[Task description] From the listing below, return each line that includes "VERSIONED".

════

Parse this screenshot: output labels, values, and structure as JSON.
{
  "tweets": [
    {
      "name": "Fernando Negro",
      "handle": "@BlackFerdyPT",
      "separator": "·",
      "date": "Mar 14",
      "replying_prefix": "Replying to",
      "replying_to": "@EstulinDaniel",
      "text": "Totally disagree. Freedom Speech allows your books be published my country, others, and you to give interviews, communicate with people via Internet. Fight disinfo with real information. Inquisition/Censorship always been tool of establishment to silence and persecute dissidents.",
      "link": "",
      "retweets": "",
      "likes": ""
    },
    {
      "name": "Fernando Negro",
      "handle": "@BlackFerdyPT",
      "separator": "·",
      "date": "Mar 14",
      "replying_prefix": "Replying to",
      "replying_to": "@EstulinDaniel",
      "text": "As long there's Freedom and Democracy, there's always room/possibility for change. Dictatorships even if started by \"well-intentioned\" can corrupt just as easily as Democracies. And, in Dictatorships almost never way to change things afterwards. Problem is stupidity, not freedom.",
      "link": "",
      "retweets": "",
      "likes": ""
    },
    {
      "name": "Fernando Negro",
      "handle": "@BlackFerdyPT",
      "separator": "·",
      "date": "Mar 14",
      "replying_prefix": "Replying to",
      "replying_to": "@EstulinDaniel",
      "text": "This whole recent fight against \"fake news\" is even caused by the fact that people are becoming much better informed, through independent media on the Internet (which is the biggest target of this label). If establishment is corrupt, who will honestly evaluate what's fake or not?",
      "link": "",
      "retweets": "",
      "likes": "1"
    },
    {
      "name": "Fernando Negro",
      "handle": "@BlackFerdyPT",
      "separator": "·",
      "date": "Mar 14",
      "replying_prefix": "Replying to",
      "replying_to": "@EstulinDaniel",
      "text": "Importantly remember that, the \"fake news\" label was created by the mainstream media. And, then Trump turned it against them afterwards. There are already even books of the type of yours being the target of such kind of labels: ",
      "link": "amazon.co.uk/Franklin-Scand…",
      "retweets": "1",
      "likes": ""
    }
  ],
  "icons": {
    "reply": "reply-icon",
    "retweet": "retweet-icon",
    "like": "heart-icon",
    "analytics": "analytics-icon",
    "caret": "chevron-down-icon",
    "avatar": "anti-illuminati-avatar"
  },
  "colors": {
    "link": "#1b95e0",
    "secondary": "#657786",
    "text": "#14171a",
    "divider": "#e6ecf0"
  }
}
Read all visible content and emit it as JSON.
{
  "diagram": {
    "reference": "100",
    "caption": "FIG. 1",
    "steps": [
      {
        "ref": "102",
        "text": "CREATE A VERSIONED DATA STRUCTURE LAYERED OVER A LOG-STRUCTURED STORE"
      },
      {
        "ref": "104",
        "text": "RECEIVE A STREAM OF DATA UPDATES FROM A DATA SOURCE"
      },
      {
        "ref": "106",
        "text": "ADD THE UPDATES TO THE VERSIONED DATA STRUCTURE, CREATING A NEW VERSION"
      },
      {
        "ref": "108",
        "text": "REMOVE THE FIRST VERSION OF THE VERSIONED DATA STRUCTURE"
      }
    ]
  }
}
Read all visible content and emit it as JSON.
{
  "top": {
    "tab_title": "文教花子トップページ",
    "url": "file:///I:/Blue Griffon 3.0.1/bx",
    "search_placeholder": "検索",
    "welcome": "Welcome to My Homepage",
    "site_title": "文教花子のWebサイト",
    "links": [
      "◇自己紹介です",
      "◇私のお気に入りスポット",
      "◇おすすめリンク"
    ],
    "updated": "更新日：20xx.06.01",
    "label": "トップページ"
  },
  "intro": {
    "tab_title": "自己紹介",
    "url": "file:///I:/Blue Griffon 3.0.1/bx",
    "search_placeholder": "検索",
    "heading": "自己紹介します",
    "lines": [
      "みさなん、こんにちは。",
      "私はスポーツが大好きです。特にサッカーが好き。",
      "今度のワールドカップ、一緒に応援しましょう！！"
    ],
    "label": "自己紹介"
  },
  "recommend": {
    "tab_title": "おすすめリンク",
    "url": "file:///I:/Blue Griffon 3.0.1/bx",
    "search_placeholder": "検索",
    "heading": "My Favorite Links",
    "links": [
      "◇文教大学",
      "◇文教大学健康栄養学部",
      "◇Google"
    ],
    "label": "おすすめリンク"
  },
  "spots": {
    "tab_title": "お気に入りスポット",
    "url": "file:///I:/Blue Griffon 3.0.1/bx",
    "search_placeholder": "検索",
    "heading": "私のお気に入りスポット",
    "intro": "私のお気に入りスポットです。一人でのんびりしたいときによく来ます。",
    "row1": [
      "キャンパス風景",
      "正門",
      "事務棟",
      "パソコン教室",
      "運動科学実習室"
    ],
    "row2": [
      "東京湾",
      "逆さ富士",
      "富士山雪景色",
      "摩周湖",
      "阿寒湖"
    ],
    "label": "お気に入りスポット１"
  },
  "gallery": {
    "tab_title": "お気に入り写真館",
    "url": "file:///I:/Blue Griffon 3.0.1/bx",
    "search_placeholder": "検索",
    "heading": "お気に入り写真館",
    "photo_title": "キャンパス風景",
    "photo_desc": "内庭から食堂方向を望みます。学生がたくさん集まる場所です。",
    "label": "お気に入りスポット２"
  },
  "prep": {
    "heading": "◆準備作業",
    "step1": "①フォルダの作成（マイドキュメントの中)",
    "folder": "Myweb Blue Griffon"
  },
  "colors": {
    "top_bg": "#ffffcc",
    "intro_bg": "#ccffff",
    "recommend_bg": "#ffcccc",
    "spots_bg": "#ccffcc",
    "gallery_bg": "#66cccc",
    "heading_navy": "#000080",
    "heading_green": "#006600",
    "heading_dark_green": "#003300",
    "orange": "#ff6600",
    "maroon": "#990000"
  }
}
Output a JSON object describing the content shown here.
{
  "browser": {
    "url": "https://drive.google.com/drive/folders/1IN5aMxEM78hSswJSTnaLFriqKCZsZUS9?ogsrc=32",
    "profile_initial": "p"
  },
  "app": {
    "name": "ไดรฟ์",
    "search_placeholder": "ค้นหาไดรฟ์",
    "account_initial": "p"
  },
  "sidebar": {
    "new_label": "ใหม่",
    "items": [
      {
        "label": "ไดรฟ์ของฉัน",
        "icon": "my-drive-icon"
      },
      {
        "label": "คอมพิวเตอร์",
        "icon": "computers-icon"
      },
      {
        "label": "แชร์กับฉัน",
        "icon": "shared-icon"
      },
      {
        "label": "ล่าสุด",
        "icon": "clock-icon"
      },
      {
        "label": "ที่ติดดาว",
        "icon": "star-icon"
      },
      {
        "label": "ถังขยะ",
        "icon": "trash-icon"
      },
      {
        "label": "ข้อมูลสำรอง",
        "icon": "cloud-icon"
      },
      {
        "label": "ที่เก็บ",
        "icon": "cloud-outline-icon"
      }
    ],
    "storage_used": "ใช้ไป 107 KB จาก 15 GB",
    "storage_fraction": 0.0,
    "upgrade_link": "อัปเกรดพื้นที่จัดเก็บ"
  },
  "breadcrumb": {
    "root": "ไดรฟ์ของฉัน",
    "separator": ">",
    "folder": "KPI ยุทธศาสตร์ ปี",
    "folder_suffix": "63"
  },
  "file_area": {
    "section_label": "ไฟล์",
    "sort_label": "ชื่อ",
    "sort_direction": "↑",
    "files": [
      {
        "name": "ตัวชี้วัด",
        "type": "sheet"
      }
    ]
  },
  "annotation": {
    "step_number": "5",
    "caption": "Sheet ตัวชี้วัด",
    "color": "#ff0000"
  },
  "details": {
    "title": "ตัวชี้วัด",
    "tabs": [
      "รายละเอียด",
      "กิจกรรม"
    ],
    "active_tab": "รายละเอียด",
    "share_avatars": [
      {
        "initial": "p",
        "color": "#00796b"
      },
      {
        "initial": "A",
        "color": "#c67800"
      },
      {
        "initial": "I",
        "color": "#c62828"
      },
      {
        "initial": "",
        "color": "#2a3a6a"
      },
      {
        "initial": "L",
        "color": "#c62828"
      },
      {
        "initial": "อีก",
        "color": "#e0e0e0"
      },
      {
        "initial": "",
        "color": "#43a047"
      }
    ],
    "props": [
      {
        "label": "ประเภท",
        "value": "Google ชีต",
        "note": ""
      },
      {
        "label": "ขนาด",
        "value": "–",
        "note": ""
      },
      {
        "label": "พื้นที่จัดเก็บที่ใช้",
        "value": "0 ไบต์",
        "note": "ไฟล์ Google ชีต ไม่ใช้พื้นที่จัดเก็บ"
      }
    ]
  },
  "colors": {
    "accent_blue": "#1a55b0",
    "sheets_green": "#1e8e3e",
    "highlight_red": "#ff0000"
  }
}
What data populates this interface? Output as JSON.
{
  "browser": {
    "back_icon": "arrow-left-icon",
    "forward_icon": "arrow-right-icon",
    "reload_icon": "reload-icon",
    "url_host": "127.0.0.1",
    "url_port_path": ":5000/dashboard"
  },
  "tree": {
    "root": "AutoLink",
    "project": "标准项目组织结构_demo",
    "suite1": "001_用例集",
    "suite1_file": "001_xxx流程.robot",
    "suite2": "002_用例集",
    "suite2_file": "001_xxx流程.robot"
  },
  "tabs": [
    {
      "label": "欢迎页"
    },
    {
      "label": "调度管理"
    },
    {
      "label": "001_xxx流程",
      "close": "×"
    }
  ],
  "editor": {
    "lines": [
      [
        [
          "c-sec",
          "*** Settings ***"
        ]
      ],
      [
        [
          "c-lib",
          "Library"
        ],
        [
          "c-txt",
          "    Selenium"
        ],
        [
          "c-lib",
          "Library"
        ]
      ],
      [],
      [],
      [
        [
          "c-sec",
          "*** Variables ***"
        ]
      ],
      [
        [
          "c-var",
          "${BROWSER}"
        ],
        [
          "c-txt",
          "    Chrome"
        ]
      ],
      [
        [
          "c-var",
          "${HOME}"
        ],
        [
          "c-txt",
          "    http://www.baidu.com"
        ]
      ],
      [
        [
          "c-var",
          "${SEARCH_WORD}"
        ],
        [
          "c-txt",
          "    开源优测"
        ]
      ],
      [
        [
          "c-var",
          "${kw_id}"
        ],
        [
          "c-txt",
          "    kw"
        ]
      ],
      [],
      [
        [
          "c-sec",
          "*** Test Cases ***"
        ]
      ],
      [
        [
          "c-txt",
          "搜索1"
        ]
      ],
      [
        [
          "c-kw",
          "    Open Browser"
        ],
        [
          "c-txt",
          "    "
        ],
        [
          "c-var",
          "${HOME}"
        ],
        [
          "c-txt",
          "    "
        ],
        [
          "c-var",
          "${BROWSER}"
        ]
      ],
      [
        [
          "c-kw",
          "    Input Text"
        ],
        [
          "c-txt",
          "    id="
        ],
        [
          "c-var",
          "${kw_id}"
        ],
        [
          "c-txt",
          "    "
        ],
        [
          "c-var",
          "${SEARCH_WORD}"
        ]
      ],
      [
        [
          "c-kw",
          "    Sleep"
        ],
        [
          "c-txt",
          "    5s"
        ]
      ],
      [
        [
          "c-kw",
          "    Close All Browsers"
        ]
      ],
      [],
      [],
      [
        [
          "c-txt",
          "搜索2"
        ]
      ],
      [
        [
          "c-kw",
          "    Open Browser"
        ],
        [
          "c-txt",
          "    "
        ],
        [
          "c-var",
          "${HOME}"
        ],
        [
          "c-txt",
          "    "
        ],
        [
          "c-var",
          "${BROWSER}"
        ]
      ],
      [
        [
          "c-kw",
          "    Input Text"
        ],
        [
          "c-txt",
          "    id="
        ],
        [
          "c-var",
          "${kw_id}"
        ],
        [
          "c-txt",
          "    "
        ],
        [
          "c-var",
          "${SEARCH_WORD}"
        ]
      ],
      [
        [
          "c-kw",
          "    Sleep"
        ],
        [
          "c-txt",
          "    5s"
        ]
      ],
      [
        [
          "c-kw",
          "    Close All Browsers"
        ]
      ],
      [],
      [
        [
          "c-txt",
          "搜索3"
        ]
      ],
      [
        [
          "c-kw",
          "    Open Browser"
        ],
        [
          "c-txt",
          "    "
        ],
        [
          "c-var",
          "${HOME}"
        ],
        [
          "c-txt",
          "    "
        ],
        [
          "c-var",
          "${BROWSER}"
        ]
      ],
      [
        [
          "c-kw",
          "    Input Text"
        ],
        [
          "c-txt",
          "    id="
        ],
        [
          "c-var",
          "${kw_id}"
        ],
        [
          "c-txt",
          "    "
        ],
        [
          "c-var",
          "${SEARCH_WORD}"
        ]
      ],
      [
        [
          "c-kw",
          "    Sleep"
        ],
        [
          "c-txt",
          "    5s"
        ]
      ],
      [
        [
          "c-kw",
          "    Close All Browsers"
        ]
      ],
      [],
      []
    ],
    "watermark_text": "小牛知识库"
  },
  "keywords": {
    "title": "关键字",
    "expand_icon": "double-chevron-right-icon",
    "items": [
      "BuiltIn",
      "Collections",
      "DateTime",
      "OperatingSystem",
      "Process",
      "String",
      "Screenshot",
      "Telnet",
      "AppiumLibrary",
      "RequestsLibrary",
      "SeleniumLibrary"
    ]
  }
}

════

[In response]
        "text": "CREATE A VERSIONED DATA STRUCTURE LAYERED OVER A LOG-STRUCTURED STORE"
        "text": "ADD THE UPDATES TO THE VERSIONED DATA STRUCTURE, CREATING A NEW VERSION"
        "text": "REMOVE THE FIRST VERSION OF THE VERSIONED DATA STRUCTURE"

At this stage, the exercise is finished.